**Tarefas e exercícios**:
• a. Responda com base no texto sobre a deserção de Snowden:
(i) Que funções Edward Snowden exercia na NSA?
(ii) Em que países Bradley Manning havia operado?
(iii) Em que Valerie Plame era especializada?
• b. Estenda o texto sobre a deserção de Snowden e a espionagem, começando logo após a última frase.

**Texto extraído**:
A partir da deserção de Edward Snowden, um analista de informática e decodificador terceirizado da National Security Agency (NSA), ficou descortinado para a opinião pública o senso comum entre os especialistas. Para quem entende minimamente de espionagem e realismo das Relações Internacionais (RIs), sabe que a superioridade da superpotência vitoriosa na Guerra Fria é quase absoluta em termos de vigilância eletrônica. O que houve,  com Snowden, antes com Bradley Manning (analista de inteligência do Exército dos EUA que operara no Iraque e Afeganistão), Valerie Plame (agente da CIA, especializada em armas de destruição em massa e que fora exposta ao público no governo Bush Jr.), é parte do jogo. Como diria Graham Greene, o chamado fator humano, por vezes o limite das convicções ou os conflitos internos de cada operador, podem gerar a motivação discordante, gerando a dissidência.

**Itens**:
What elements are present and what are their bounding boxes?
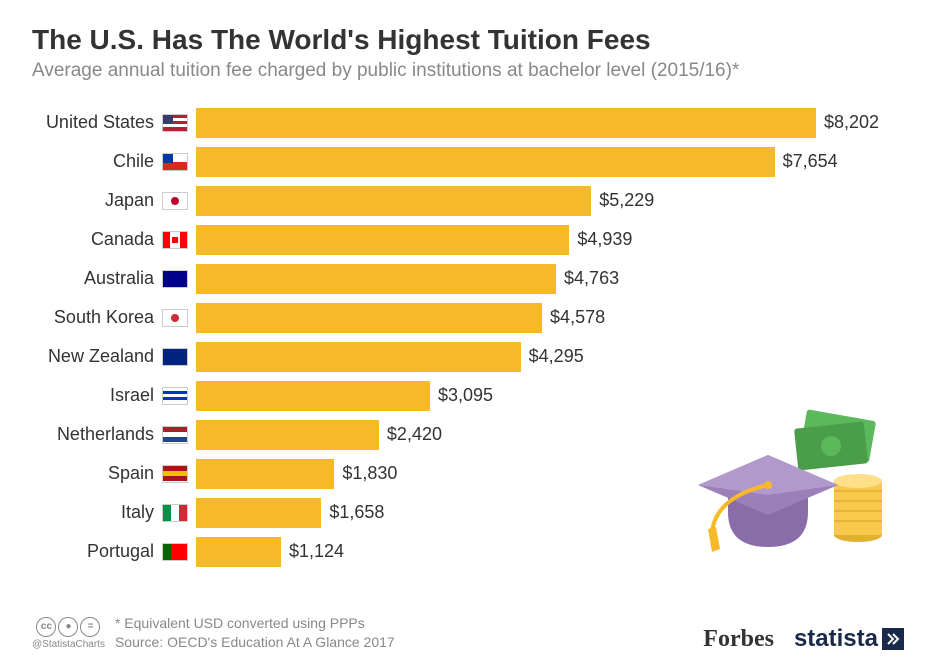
bar-row: Australia $4,763 (32, 260, 904, 297)
coins-icon (834, 474, 882, 542)
bar (196, 108, 816, 138)
bar-value: $8,202 (824, 112, 879, 133)
flag-icon (162, 543, 188, 561)
cash-icon (794, 409, 876, 470)
bar-wrap: $7,654 (196, 147, 904, 177)
bar-wrap: $5,229 (196, 186, 904, 216)
country-label: Portugal (32, 541, 162, 562)
flag-icon (162, 231, 188, 249)
bar (196, 537, 281, 567)
flag-icon (162, 348, 188, 366)
bar-wrap: $3,095 (196, 381, 904, 411)
footer-text: * Equivalent USD converted using PPPs So… (115, 614, 395, 653)
footer-right: Forbes statista (703, 625, 904, 653)
country-label: Italy (32, 502, 162, 523)
statista-icon (882, 628, 904, 650)
statista-logo: statista (794, 625, 904, 653)
flag-icon (162, 192, 188, 210)
bar-row: Canada $4,939 (32, 221, 904, 258)
footer-left: cc ● = @StatistaCharts * Equivalent USD … (32, 614, 395, 653)
bar (196, 342, 521, 372)
bar-wrap: $4,939 (196, 225, 904, 255)
flag-icon (162, 270, 188, 288)
country-label: Canada (32, 229, 162, 250)
bar-value: $1,830 (342, 463, 397, 484)
bar-value: $1,124 (289, 541, 344, 562)
country-label: New Zealand (32, 346, 162, 367)
bar-row: New Zealand $4,295 (32, 338, 904, 375)
country-label: South Korea (32, 307, 162, 328)
chart-title: The U.S. Has The World's Highest Tuition… (32, 24, 904, 56)
bar-value: $5,229 (599, 190, 654, 211)
flag-icon (162, 387, 188, 405)
bar (196, 225, 569, 255)
cc-handle: @StatistaCharts (32, 639, 105, 650)
chart-container: The U.S. Has The World's Highest Tuition… (0, 0, 936, 667)
chart-subtitle: Average annual tuition fee charged by pu… (32, 60, 904, 82)
flag-icon (162, 426, 188, 444)
country-label: United States (32, 112, 162, 133)
bar-value: $4,763 (564, 268, 619, 289)
bar-wrap: $4,763 (196, 264, 904, 294)
bar-wrap: $8,202 (196, 108, 904, 138)
country-label: Australia (32, 268, 162, 289)
bar (196, 147, 775, 177)
grad-cap-icon (698, 455, 838, 552)
bar-wrap: $4,295 (196, 342, 904, 372)
bar (196, 381, 430, 411)
cc-license-icons: cc ● = @StatistaCharts (32, 617, 105, 650)
flag-icon (162, 504, 188, 522)
flag-icon (162, 465, 188, 483)
country-label: Japan (32, 190, 162, 211)
country-label: Spain (32, 463, 162, 484)
flag-icon (162, 153, 188, 171)
bar-value: $4,939 (577, 229, 632, 250)
bar-value: $1,658 (329, 502, 384, 523)
source: Source: OECD's Education At A Glance 201… (115, 633, 395, 653)
bar (196, 498, 321, 528)
bar-row: Chile $7,654 (32, 143, 904, 180)
bar (196, 459, 334, 489)
bar-row: United States $8,202 (32, 104, 904, 141)
bar-row: South Korea $4,578 (32, 299, 904, 336)
bar-value: $4,578 (550, 307, 605, 328)
footnote: * Equivalent USD converted using PPPs (115, 614, 395, 634)
footer: cc ● = @StatistaCharts * Equivalent USD … (32, 614, 904, 653)
flag-icon (162, 309, 188, 327)
country-label: Chile (32, 151, 162, 172)
decoration-graphic (698, 407, 888, 567)
bar (196, 264, 556, 294)
flag-icon (162, 114, 188, 132)
country-label: Netherlands (32, 424, 162, 445)
bar-row: Japan $5,229 (32, 182, 904, 219)
bar (196, 303, 542, 333)
country-label: Israel (32, 385, 162, 406)
bar-wrap: $4,578 (196, 303, 904, 333)
bar-value: $4,295 (529, 346, 584, 367)
forbes-logo: Forbes (703, 626, 774, 653)
bar-value: $3,095 (438, 385, 493, 406)
bar-value: $7,654 (783, 151, 838, 172)
bar-value: $2,420 (387, 424, 442, 445)
bar (196, 420, 379, 450)
bar (196, 186, 591, 216)
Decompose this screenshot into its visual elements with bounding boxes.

**Respostas das tarefas**:
• a.
(i) Era analista de informática e decodificador terceirizado.
(ii) No Iraque e no Afeganistão.
(iii) Em armas de destruição em massa.

• b.
A diferença da situação do atual desertor Snowden para os anteriores, Plame e Manning, é abissal. Bradley está preso por haver vazado mais de 700.000 documentos secretos para o portal Wikileaks, coordenado pelo australiano Julian Assange, outro inimigo do Império em tempos de internet. Plame circula com desenvoltura nos EUA, virou enredo e argumento de um bom filme feito por Hollywwod e hoje é fonte permanente de meios de comunicação como CNN ou programas de humor político como o do democrata Bill Maher (HBO). Edward está numa condição especial, exilado na Rússia com renovadas pretensões imperiais, empregado de um portal de relacionamentos dentro do território soberano do czar Vladimir Putin e vazando sistematicamente relatórios de inteligência para o jornal britânico The Guardian.

No segundo semestre de 2013, o mundo foi informado e os especialistas constataram o grampo no celular da primeira ministra alemã Ângela Merkel; escutas na reunião secreta do Conclave do Vaticano; aberturas dos emails privados da então presidente brasileira Dilma Rousseff, dentre outras violações. A alegação é a insegurança global diante das redes integristas sunitas – as mesmas retroalimentadas pela Arábia Saudita, aliada dos EUA desde 1945 – mas as razões são outras.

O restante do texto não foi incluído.